### Goal:
Repeat every entry word for word, but leave the images out of your copy.
::: Data to use
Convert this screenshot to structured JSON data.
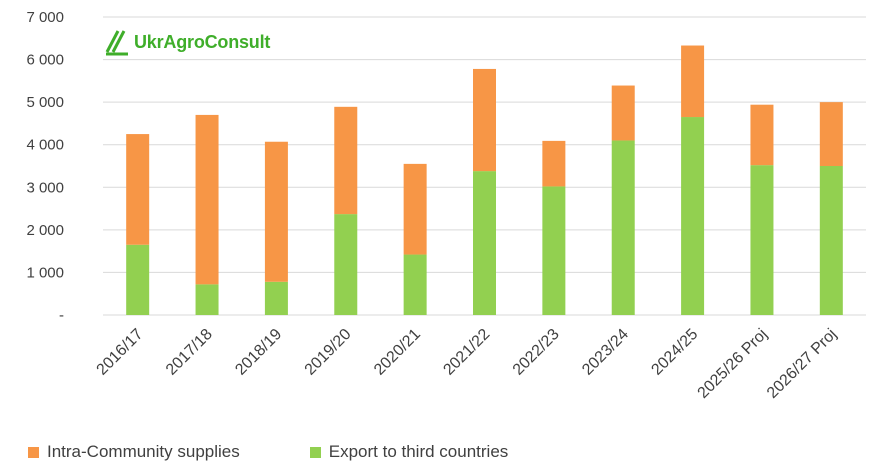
{
  "logo": {
    "text": "UkrAgroConsult",
    "icon": "ukragroconsult-logo-icon"
  },
  "colors": {
    "intra": "#f79646",
    "export": "#92d050",
    "grid": "#d9d9d9",
    "text": "#404040",
    "logo": "#3fae2a"
  },
  "chart_data": {
    "type": "bar",
    "stacked": true,
    "categories": [
      "2016/17",
      "2017/18",
      "2018/19",
      "2019/20",
      "2020/21",
      "2021/22",
      "2022/23",
      "2023/24",
      "2024/25",
      "2025/26 Proj",
      "2026/27 Proj"
    ],
    "series": [
      {
        "name": "Export to third countries",
        "color": "#92d050",
        "values": [
          1650,
          720,
          780,
          2370,
          1420,
          3380,
          3020,
          4100,
          4650,
          3520,
          3500
        ]
      },
      {
        "name": "Intra-Community supplies",
        "color": "#f79646",
        "values": [
          2600,
          3980,
          3290,
          2520,
          2130,
          2400,
          1070,
          1290,
          1680,
          1420,
          1500
        ]
      }
    ],
    "ylim": [
      0,
      7000
    ],
    "yticks": [
      0,
      1000,
      2000,
      3000,
      4000,
      5000,
      6000,
      7000
    ],
    "ytick_labels": [
      "-",
      "1 000",
      "2 000",
      "3 000",
      "4 000",
      "5 000",
      "6 000",
      "7 000"
    ],
    "grid": true,
    "legend_position": "bottom-left",
    "title": "",
    "xlabel": "",
    "ylabel": ""
  },
  "legend": [
    {
      "label": "Intra-Community supplies",
      "color": "#f79646"
    },
    {
      "label": "Export to third countries",
      "color": "#92d050"
    }
  ]
}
::::::
### Answer:
Convert this screenshot to structured JSON data.
{
  "logo": {
    "text": "UkrAgroConsult",
    "icon": "ukragroconsult-logo-icon"
  },
  "colors": {
    "intra": "#f79646",
    "export": "#92d050",
    "grid": "#d9d9d9",
    "text": "#404040",
    "logo": "#3fae2a"
  },
  "chart_data": {
    "type": "bar",
    "stacked": true,
    "categories": [
      "2016/17",
      "2017/18",
      "2018/19",
      "2019/20",
      "2020/21",
      "2021/22",
      "2022/23",
      "2023/24",
      "2024/25",
      "2025/26 Proj",
      "2026/27 Proj"
    ],
    "series": [
      {
        "name": "Export to third countries",
        "color": "#92d050",
        "values": [
          1650,
          720,
          780,
          2370,
          1420,
          3380,
          3020,
          4100,
          4650,
          3520,
          3500
        ]
      },
      {
        "name": "Intra-Community supplies",
        "color": "#f79646",
        "values": [
          2600,
          3980,
          3290,
          2520,
          2130,
          2400,
          1070,
          1290,
          1680,
          1420,
          1500
        ]
      }
    ],
    "ylim": [
      0,
      7000
    ],
    "yticks": [
      0,
      1000,
      2000,
      3000,
      4000,
      5000,
      6000,
      7000
    ],
    "ytick_labels": [
      "-",
      "1 000",
      "2 000",
      "3 000",
      "4 000",
      "5 000",
      "6 000",
      "7 000"
    ],
    "grid": true,
    "legend_position": "bottom-left",
    "title": "",
    "xlabel": "",
    "ylabel": ""
  },
  "legend": [
    {
      "label": "Intra-Community supplies",
      "color": "#f79646"
    },
    {
      "label": "Export to third countries",
      "color": "#92d050"
    }
  ]
}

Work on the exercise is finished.